- **Tugas**: Tuliskan ulang tanpa perubahan bagian teks tentang pemetik kopi di Pegayaman, seluruhnya mulai dari "Meski pohon kopi" hingga "bermain puzzle warna.".

KOPI-kopi yang merah, matang di atas pohon itu siap dipetik dengan riang oleh Siti Aisyah, seorang ibu berumur 40 tahun, di sebuah kebun kopi milik Wayan Muhammad Inwan di Dusun Amerta Sari, Desa Pegayaman, Buleleng, pada Senin (8/7/2024) lalu.
Meski pohon kopi tersebut lebih tinggi dari tubuh Siti Aisyah, perempuan itu tetap memanjatnya tanpa rasa ragu dan takut. Biasanya, ia berangkat pagi hari ke kebun itu dengan tas andalannya—tas berwarna coklat yang tercantel asyik di tubuhnya. Suasana sejuk benar-benar menyambutnya sepanjang jalan bersama sang suami.
“Setelah masak dan urus suami, saya baru berangkat. Jam 8 sudah di sini. Tapi suami saya juga ikut metik. Saya ikut bantu-bantu,” ujar Siti Aisyah sambil tetap bergelayut di atas pohon.
Siti Aisyah, perempuan pemetik kopi Desa Pegayaman | Foto: Dian
Dengan penuh teliti, tangan terampilnya memilah kopi di setiap ranting, dari pohon satu ke pohon lainnya. Mengambil yang merah, menyisakan yang hijau. Hal itu ia lakukan dengan mudah. Di kebun yang luasnya nyaris satu hektar itu, Siti Aisyah memetik kopi seperti bermain puzzle warna.
Ia memang sudah lama jadi buruh petik kopi di Pegayaman. Hasil dari memetik kopi itu ia gunakan untuk memenuhi kebutuhan sehari-hari, katanya, terutama untuk dapur, dan ia akan berhenti memetik jika matahari sudah tepat di pukul 12.00 Wita.

- **Baris Data**:

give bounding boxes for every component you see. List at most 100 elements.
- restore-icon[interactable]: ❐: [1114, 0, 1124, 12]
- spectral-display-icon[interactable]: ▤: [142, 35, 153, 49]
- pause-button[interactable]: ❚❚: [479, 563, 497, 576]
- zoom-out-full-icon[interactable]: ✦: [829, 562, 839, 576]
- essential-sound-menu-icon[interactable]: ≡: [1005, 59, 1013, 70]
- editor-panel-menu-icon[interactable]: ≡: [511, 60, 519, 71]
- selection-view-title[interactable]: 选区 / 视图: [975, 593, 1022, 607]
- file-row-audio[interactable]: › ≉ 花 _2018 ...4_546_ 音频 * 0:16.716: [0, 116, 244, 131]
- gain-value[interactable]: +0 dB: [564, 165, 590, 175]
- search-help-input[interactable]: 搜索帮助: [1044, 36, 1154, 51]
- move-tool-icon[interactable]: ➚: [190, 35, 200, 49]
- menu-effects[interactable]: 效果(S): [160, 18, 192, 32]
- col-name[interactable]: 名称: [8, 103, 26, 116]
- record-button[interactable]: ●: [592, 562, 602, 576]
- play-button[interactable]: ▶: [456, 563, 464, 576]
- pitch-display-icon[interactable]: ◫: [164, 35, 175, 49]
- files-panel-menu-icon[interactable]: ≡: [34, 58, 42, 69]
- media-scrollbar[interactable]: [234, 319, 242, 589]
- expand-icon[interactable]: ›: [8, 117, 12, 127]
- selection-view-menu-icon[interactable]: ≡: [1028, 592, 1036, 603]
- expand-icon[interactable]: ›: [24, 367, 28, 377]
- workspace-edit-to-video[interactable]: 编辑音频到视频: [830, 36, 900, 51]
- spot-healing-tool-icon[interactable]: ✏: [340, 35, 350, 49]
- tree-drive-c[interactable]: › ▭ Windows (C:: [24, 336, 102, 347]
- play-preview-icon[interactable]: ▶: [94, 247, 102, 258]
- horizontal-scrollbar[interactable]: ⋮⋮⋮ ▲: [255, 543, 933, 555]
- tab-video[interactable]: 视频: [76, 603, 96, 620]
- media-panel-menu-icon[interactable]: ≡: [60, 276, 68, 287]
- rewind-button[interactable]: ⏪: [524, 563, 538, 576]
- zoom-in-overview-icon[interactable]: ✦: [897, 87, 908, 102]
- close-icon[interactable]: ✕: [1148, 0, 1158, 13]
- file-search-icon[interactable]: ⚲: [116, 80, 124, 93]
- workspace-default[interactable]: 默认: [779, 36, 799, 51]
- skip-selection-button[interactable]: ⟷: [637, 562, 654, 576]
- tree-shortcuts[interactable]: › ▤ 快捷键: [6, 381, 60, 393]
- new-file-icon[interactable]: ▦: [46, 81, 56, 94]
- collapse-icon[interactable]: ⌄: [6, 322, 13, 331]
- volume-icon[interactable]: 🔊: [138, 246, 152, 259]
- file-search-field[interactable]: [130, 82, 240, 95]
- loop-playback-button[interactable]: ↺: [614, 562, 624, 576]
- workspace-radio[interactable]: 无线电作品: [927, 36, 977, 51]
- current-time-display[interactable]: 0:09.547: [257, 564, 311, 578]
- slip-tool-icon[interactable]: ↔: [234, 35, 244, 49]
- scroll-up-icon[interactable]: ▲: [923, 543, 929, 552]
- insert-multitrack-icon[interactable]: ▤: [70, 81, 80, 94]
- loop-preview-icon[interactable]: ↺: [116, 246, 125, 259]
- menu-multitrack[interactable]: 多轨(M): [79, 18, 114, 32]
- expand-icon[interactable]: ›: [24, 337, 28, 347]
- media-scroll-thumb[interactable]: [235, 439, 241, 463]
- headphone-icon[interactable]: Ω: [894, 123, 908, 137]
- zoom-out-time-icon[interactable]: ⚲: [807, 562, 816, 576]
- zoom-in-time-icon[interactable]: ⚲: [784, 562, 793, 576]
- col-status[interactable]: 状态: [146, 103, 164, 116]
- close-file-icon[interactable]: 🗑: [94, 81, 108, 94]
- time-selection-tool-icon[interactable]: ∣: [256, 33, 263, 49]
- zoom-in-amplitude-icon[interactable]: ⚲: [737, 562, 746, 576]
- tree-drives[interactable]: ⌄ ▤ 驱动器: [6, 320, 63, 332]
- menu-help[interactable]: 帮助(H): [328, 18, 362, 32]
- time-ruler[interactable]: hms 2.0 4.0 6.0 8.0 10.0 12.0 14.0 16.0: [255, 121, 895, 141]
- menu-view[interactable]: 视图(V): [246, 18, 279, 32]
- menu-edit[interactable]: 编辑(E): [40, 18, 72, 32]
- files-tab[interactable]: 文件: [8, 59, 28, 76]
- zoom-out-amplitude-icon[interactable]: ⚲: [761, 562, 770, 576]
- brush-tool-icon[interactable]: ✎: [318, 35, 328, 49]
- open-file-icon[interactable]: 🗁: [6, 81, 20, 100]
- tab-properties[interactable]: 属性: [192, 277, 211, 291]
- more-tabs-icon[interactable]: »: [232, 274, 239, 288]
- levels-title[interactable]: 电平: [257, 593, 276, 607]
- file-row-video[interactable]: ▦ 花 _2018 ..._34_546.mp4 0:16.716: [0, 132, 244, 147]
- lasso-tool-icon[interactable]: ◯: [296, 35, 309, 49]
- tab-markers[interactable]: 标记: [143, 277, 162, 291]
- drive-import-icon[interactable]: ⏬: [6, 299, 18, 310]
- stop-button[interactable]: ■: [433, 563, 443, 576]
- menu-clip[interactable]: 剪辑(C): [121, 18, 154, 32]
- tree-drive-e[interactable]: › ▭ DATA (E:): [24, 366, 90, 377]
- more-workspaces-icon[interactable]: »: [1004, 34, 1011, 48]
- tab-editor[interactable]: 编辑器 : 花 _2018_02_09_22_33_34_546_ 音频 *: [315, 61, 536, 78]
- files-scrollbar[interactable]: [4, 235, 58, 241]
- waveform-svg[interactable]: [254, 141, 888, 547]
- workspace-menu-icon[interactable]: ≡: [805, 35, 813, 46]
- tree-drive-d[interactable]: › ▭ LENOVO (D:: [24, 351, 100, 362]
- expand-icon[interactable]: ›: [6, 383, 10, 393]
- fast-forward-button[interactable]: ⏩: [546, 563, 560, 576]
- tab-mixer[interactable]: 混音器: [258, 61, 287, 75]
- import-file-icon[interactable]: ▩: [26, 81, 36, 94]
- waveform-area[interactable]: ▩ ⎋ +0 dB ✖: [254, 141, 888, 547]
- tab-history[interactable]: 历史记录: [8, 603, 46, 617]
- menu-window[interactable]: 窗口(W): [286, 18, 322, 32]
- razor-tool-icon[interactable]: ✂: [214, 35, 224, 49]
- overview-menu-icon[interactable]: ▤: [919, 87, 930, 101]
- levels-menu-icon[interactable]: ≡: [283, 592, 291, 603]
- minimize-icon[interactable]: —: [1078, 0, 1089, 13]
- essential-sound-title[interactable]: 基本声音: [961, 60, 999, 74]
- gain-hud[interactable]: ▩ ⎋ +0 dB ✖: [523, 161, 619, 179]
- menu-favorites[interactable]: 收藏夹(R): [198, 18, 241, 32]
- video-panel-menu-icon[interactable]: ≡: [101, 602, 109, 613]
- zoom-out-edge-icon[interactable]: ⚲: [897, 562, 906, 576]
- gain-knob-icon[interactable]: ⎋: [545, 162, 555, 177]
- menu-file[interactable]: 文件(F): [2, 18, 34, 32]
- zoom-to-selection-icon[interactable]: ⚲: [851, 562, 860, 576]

- **Hasil**:
Meski pohon kopi tersebut lebih tinggi dari tubuh Siti Aisyah, perempuan itu tetap memanjatnya tanpa rasa ragu dan takut. Biasanya, ia berangkat pagi hari ke kebun itu dengan tas andalannya—tas berwarna coklat yang tercantel asyik di tubuhnya. Suasana sejuk benar-benar menyambutnya sepanjang jalan bersama sang suami.
“Setelah masak dan urus suami, saya baru berangkat. Jam 8 sudah di sini. Tapi suami saya juga ikut metik. Saya ikut bantu-bantu,” ujar Siti Aisyah sambil tetap bergelayut di atas pohon.
Siti Aisyah, perempuan pemetik kopi Desa Pegayaman | Foto: Dian
Dengan penuh teliti, tangan terampilnya memilah kopi di setiap ranting, dari pohon satu ke pohon lainnya. Mengambil yang merah, menyisakan yang hijau. Hal itu ia lakukan dengan mudah. Di kebun yang luasnya nyaris satu hektar itu, Siti Aisyah memetik kopi seperti bermain puzzle warna.